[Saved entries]
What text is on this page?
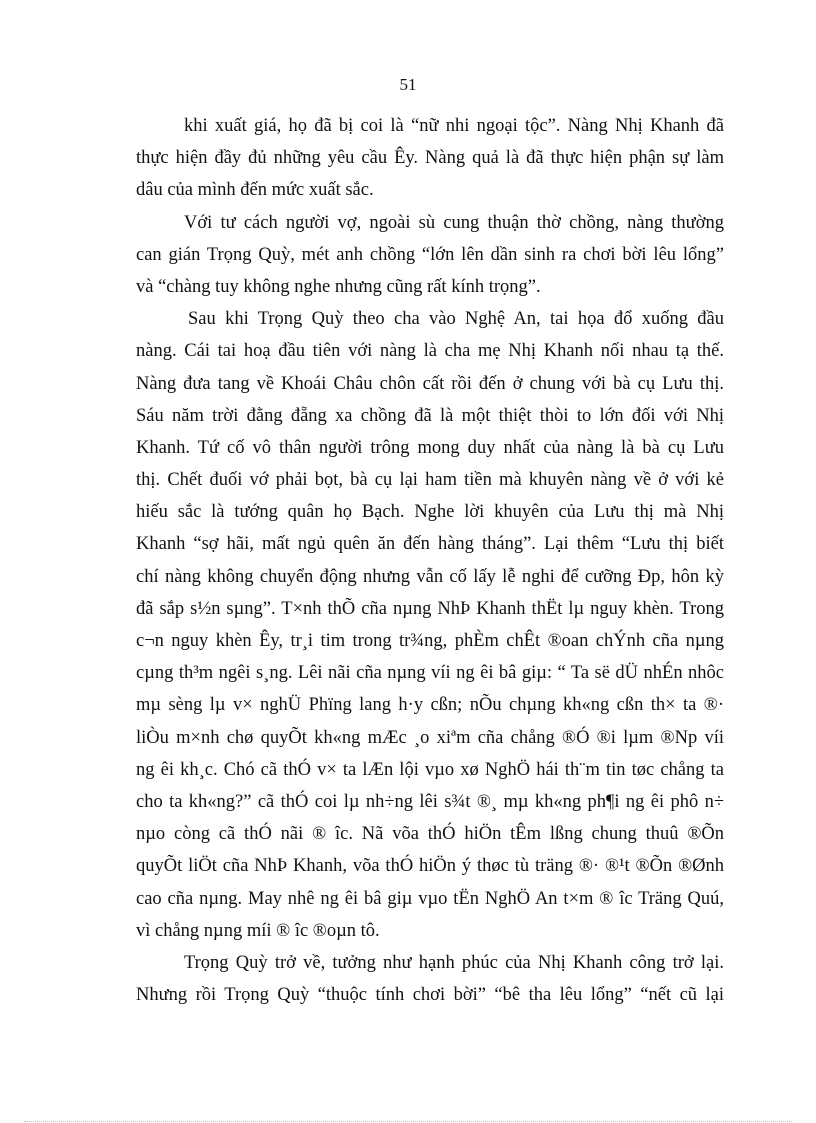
51
khi xuất giá, họ đã bị coi là “nữ nhi ngoại tộc”. Nàng Nhị Khanh đã
thực hiện đầy đủ những yêu cầu Êy. Nàng quả là đã thực hiện phận sự làm
dâu của mình đến mức xuất sắc.
Với tư cách người vợ, ngoài sù cung thuận thờ chồng, nàng thường
can gián Trọng Quỳ, mét anh chồng “lớn lên dần sinh ra chơi bời lêu lổng”
và “chàng tuy không nghe nhưng cũng rất kính trọng”.
Sau khi Trọng Quỳ theo cha vào Nghệ An, tai họa đổ xuống đầu
nàng. Cái tai hoạ đầu tiên với nàng là cha mẹ Nhị Khanh nối nhau tạ thế.
Nàng đưa tang về Khoái Châu chôn cất rồi đến ở chung với bà cụ Lưu thị.
Sáu năm trời đằng đẵng xa chồng đã là một thiệt thòi to lớn đối với Nhị
Khanh. Tứ cố vô thân người trông mong duy nhất của nàng là bà cụ Lưu
thị. Chết đuối vớ phải bọt, bà cụ lại ham tiền mà khuyên nàng về ở với kẻ
hiếu sắc là tướng quân họ Bạch. Nghe lời khuyên của Lưu thị mà Nhị
Khanh “sợ hãi, mất ngủ quên ăn đến hàng tháng”. Lại thêm “Lưu thị biết
chí nàng không chuyển động nhưng vẫn cố lấy lễ nghi để cưỡng Ðp, hôn kỳ
đã sắp s½n sµng”. T×nh thÕ cña nµng NhÞ Khanh thËt lµ nguy khèn. Trong
c¬n nguy khèn Êy, tr¸i tim trong tr¾ng, phÈm chÊt ®oan chÝnh cña nµng
cµng th³m ngêi s¸ng. Lêi nãi cña nµng víi ng êi bâ giµ: “ Ta së dÜ nhÉn nhôc
mµ sèng lµ v× nghÜ Phïng lang h·y cßn; nÕu chµng kh«ng cßn th× ta ®·
liÒu m×nh chø quyÕt kh«ng mÆc ¸o xiªm cña chång ®Ó ®i lµm ®Np víi
ng êi kh¸c. Chó cã thÓ v× ta lÆn lội vµo xø NghÖ hái th¨m tin tøc chång ta
cho ta kh«ng?” cã thÓ coi lµ nh÷ng lêi s¾t ®¸ mµ kh«ng ph¶i ng êi phô n÷
nµo còng cã thÓ nãi ® îc. Nã võa thÓ hiÖn tÊm lßng chung thuû ®Õn
quyÕt liÖt cña NhÞ Khanh, võa thÓ hiÖn ý thøc tù träng ®· ®¹t ®Õn ®Ønh
cao cña nµng. May nhê ng êi bâ giµ vµo tËn NghÖ An t×m ® îc Träng Quú,
vì chång nµng míi ® îc ®oµn tô.
Trọng Quỳ trở về, tưởng như hạnh phúc của Nhị Khanh công trở lại.
Nhưng rồi Trọng Quỳ “thuộc tính chơi bời” “bê tha lêu lổng” “nết cũ lại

> [Given task]: Which lines in the records above contain the string "chång"? Copy each one.

> [Full solution]:
liÒu m×nh chø quyÕt kh«ng mÆc ¸o xiªm cña chång ®Ó ®i lµm ®Np víi
ng êi kh¸c. Chó cã thÓ v× ta lÆn lội vµo xø NghÖ hái th¨m tin tøc chång ta
vì chång nµng míi ® îc ®oµn tô.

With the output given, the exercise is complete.